#### Exercise instructions
In the entries below, count every line with the string "value". State the count and nothing else.

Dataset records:

================

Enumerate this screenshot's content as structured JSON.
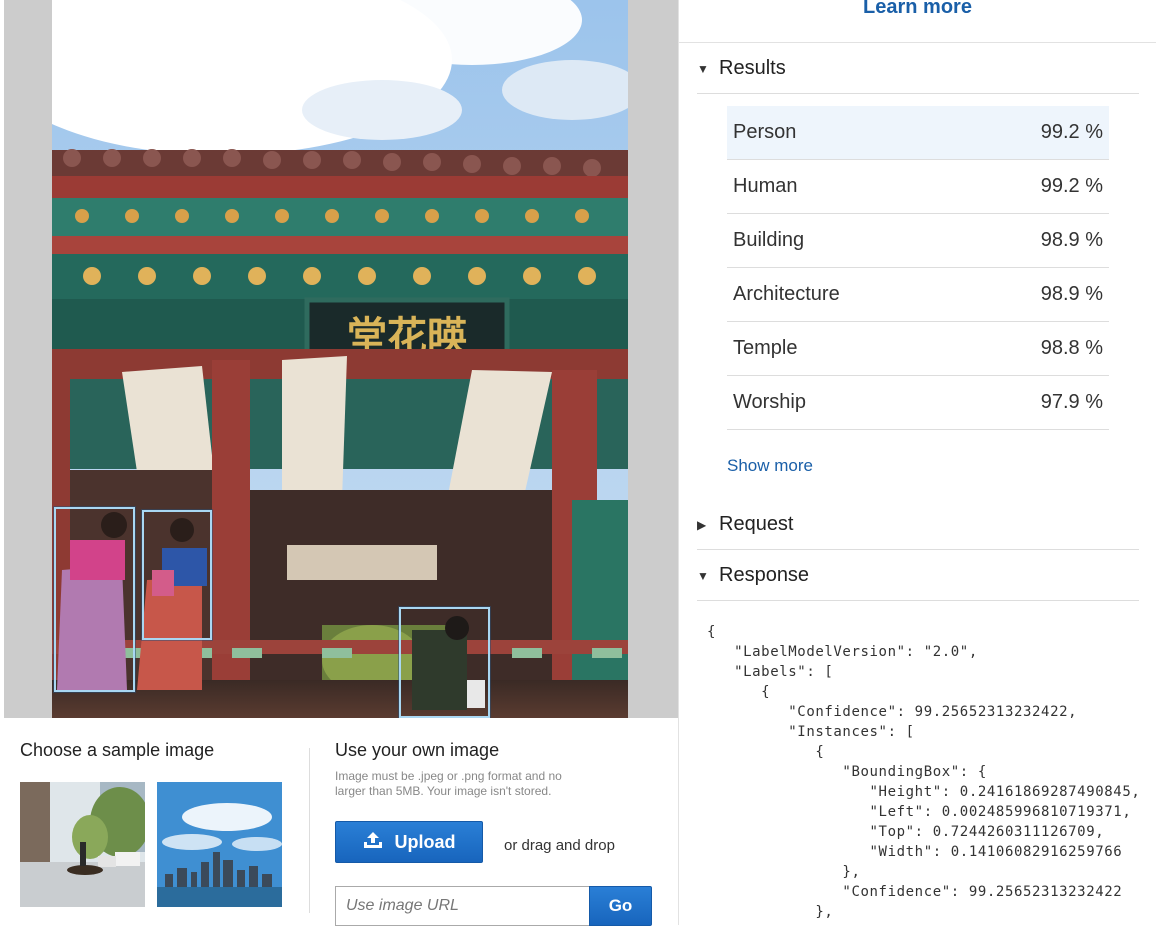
{
  "header": {
    "learn_more": "Learn more"
  },
  "results": {
    "title": "Results",
    "items": [
      {
        "label": "Person",
        "value": "99.2 %"
      },
      {
        "label": "Human",
        "value": "99.2 %"
      },
      {
        "label": "Building",
        "value": "98.9 %"
      },
      {
        "label": "Architecture",
        "value": "98.9 %"
      },
      {
        "label": "Temple",
        "value": "98.8 %"
      },
      {
        "label": "Worship",
        "value": "97.9 %"
      }
    ],
    "show_more": "Show more"
  },
  "request": {
    "title": "Request"
  },
  "response": {
    "title": "Response",
    "json_text": "{\n   \"LabelModelVersion\": \"2.0\",\n   \"Labels\": [\n      {\n         \"Confidence\": 99.25652313232422,\n         \"Instances\": [\n            {\n               \"BoundingBox\": {\n                  \"Height\": 0.24161869287490845,\n                  \"Left\": 0.002485996810719371,\n                  \"Top\": 0.7244260311126709,\n                  \"Width\": 0.14106082916259766\n               },\n               \"Confidence\": 99.25652313232422\n            },"
  },
  "sample": {
    "title": "Choose a sample image"
  },
  "own_image": {
    "title": "Use your own image",
    "note": "Image must be .jpeg or .png format and no larger than 5MB. Your image isn't stored.",
    "upload_label": "Upload",
    "drag_text": "or drag and drop",
    "url_placeholder": "Use image URL",
    "go_label": "Go"
  },
  "signboard": {
    "text": "堂花暎"
  },
  "colors": {
    "accent_blue": "#1a5fa8",
    "button_blue": "#1f6fc9",
    "selected_row": "#eef5fc",
    "bbox_outline": "#a9d7f2"
  },
  "icons": {
    "results_caret": "caret-down-icon",
    "request_caret": "caret-right-icon",
    "response_caret": "caret-down-icon",
    "upload_icon": "upload-icon"
  }
}
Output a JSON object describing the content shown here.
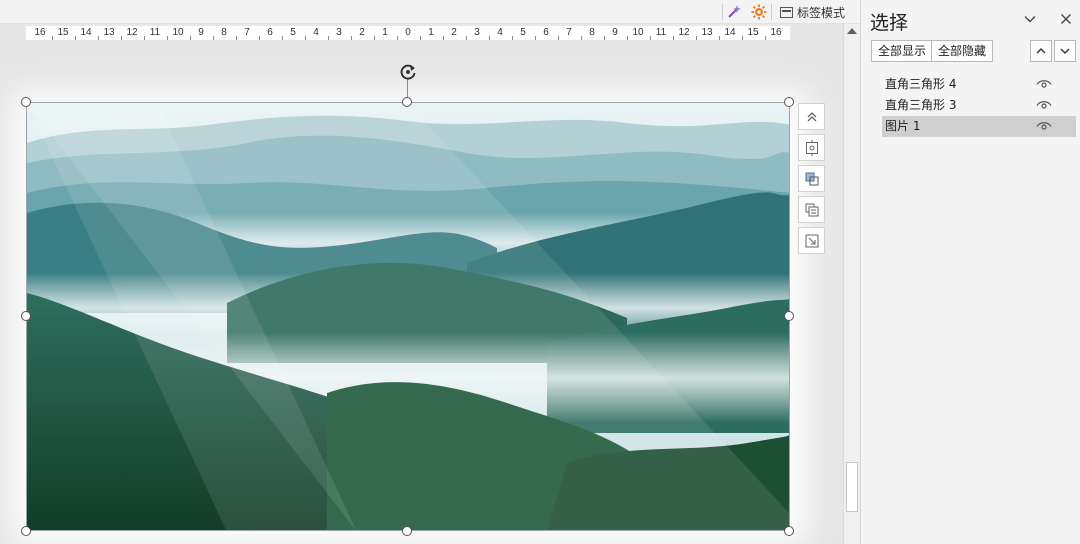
{
  "toolbar": {
    "icons": [
      "magic-wand-icon",
      "sun-settings-icon"
    ],
    "label_mode": "标签模式"
  },
  "ruler": {
    "labels": [
      "16",
      "15",
      "14",
      "13",
      "12",
      "11",
      "10",
      "9",
      "8",
      "7",
      "6",
      "5",
      "4",
      "3",
      "2",
      "1",
      "0",
      "1",
      "2",
      "3",
      "4",
      "5",
      "6",
      "7",
      "8",
      "9",
      "10",
      "11",
      "12",
      "13",
      "14",
      "15",
      "16"
    ]
  },
  "canvas": {
    "image_semantic": "misty-mountain-landscape"
  },
  "selection_pane": {
    "title": "选择",
    "show_all": "全部显示",
    "hide_all": "全部隐藏",
    "items": [
      {
        "label": "直角三角形 4",
        "selected": false
      },
      {
        "label": "直角三角形 3",
        "selected": false
      },
      {
        "label": "图片 1",
        "selected": true
      }
    ]
  },
  "colors": {
    "pane_bg": "#f4f4f4",
    "selected_row": "#cfcfcf",
    "accent_orange": "#e8822a",
    "accent_purple": "#7b52c2"
  }
}
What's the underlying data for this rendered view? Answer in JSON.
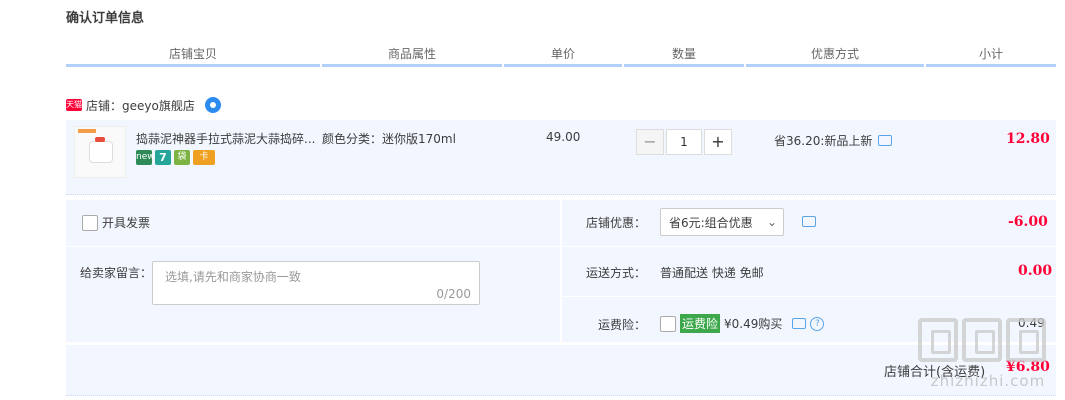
{
  "page_title": "确认订单信息",
  "headers": [
    "店铺宝贝",
    "商品属性",
    "单价",
    "数量",
    "优惠方式",
    "小计"
  ],
  "shop": {
    "badge": "天猫",
    "label": "店铺：geeyo旗舰店"
  },
  "item": {
    "title": "捣蒜泥神器手拉式蒜泥大蒜捣碎...",
    "attr": "颜色分类：迷你版170ml",
    "price": "49.00",
    "qty": "1",
    "qty_minus": "−",
    "qty_plus": "+",
    "promo": "省36.20:新品上新",
    "subtotal": "12.80",
    "service_icons": [
      "new-icon",
      "seven-day-return-icon",
      "shopping-bag-icon",
      "card-icon"
    ],
    "service_labels": [
      "new",
      "7",
      "袋",
      "卡"
    ]
  },
  "invoice_label": "开具发票",
  "message": {
    "label": "给卖家留言：",
    "placeholder": "选填,请先和商家协商一致",
    "count": "0/200"
  },
  "shop_discount": {
    "label": "店铺优惠：",
    "selected": "省6元:组合优惠",
    "value": "-6.00"
  },
  "shipping": {
    "label": "运送方式：",
    "text": "普通配送 快递 免邮",
    "value": "0.00"
  },
  "insurance": {
    "label": "运费险：",
    "badge": "运费险",
    "text": "¥0.49购买",
    "value": "0.49"
  },
  "total": {
    "label": "店铺合计(含运费)",
    "value": "¥6.80"
  },
  "watermark": {
    "text": "zhizhizhi.com"
  },
  "colors": {
    "accent_red": "#ff0036",
    "row_bg": "#f2f7ff",
    "header_border": "#b2d1ff",
    "insurance_green": "#3da84b"
  }
}
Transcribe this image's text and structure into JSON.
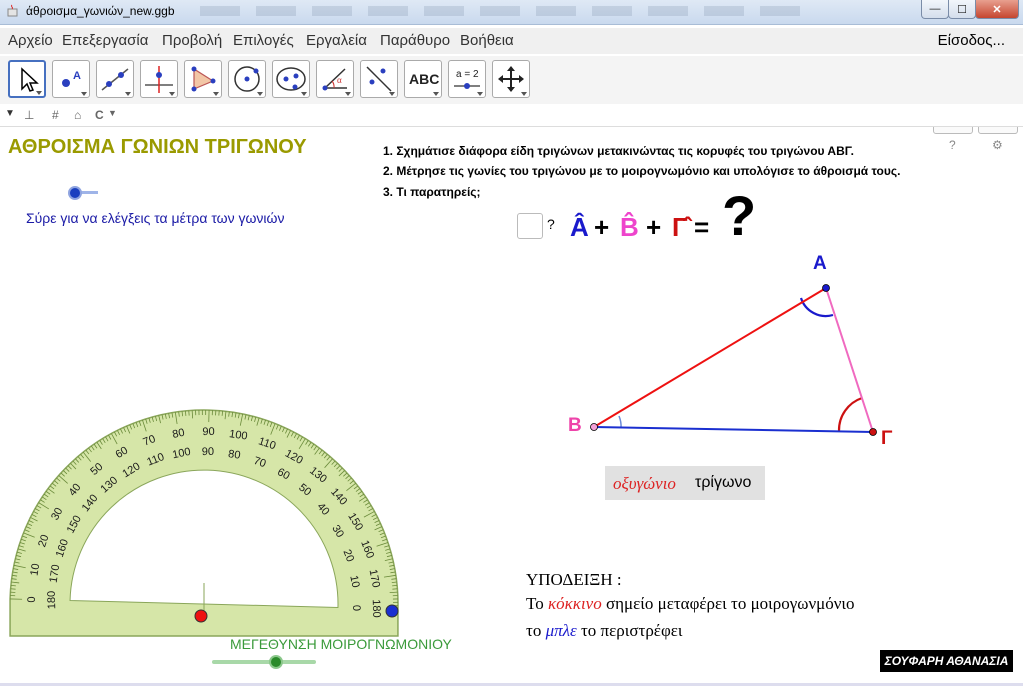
{
  "window": {
    "title": "άθροισμα_γωνιών_new.ggb",
    "buttons": {
      "minimize": "—",
      "maximize": "☐",
      "close": "✕"
    }
  },
  "menu": {
    "items": [
      "Αρχείο",
      "Επεξεργασία",
      "Προβολή",
      "Επιλογές",
      "Εργαλεία",
      "Παράθυρο",
      "Βοήθεια"
    ],
    "login": "Είσοδος..."
  },
  "toolbar": {
    "tools": [
      "move-tool",
      "point-tool",
      "line-tool",
      "perpendicular-line-tool",
      "polygon-tool",
      "circle-tool",
      "conic-tool",
      "angle-tool",
      "reflect-tool",
      "text-tool",
      "slider-tool",
      "move-graphics-tool"
    ],
    "text_tool_label": "ABC",
    "slider_tool_label": "a = 2",
    "undo": "↶",
    "redo": "↷",
    "help": "?",
    "settings": "⚙"
  },
  "stylebar": {
    "axes": "⊥",
    "grid": "#",
    "home": "⌂",
    "label_style": "C"
  },
  "content": {
    "heading": "ΑΘΡΟΙΣΜΑ ΓΩΝΙΩΝ ΤΡΙΓΩΝΟΥ",
    "drag_caption": "Σύρε για να ελέγξεις τα μέτρα των γωνιών",
    "instructions": [
      "1. Σχημάτισε διάφορα είδη τριγώνων μετακινώντας τις κορυφές του τριγώνου ΑΒΓ.",
      "2. Μέτρησε τις γωνίες του τριγώνου με το μοιρογνωμόνιο και υπολόγισε το άθροισμά τους.",
      "3. Τι παρατηρείς;"
    ],
    "checkbox_label": "?",
    "formula": {
      "a": "Â",
      "plus1": "+",
      "b": "B̂",
      "plus2": "+",
      "g": "Γ̂",
      "eq": "=",
      "q": "?"
    },
    "vertices": {
      "A": "Α",
      "B": "Β",
      "G": "Γ"
    },
    "triangle_type_word": "οξυγώνιο",
    "triangle_word": "τρίγωνο",
    "hint": {
      "title": "ΥΠΟΔΕΙΞΗ :",
      "line1_pre": "Το ",
      "line1_color": "κόκκινο",
      "line1_post": " σημείο μεταφέρει το μοιρογωνμόνιο",
      "line2_pre": "το ",
      "line2_color": "μπλε",
      "line2_post": " το περιστρέφει"
    },
    "zoom_label": "ΜΕΓΕΘΥΝΣΗ ΜΟΙΡΟΓΝΩΜΟΝΙΟΥ",
    "author": "ΣΟΥΦΑΡΗ ΑΘΑΝΑΣΙΑ"
  },
  "protractor": {
    "ticks_outer": [
      "0",
      "10",
      "20",
      "30",
      "40",
      "50",
      "60",
      "70",
      "80",
      "90",
      "100",
      "110",
      "120",
      "130",
      "140",
      "150",
      "160",
      "170",
      "180"
    ],
    "ticks_inner": [
      "180",
      "170",
      "160",
      "150",
      "140",
      "130",
      "120",
      "110",
      "100",
      "90",
      "80",
      "70",
      "60",
      "50",
      "40",
      "30",
      "20",
      "10",
      "0"
    ]
  },
  "colors": {
    "heading": "#9a9a00",
    "vertex_a": "#1a1acc",
    "vertex_b": "#ee44aa",
    "vertex_g": "#cc1111",
    "side_ab": "#ee1111",
    "side_bg": "#1a2fd0",
    "side_ag": "#f06ac0",
    "protractor_fill": "#d6e6a8",
    "protractor_stroke": "#8aa65a"
  }
}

================

#### Task solution
10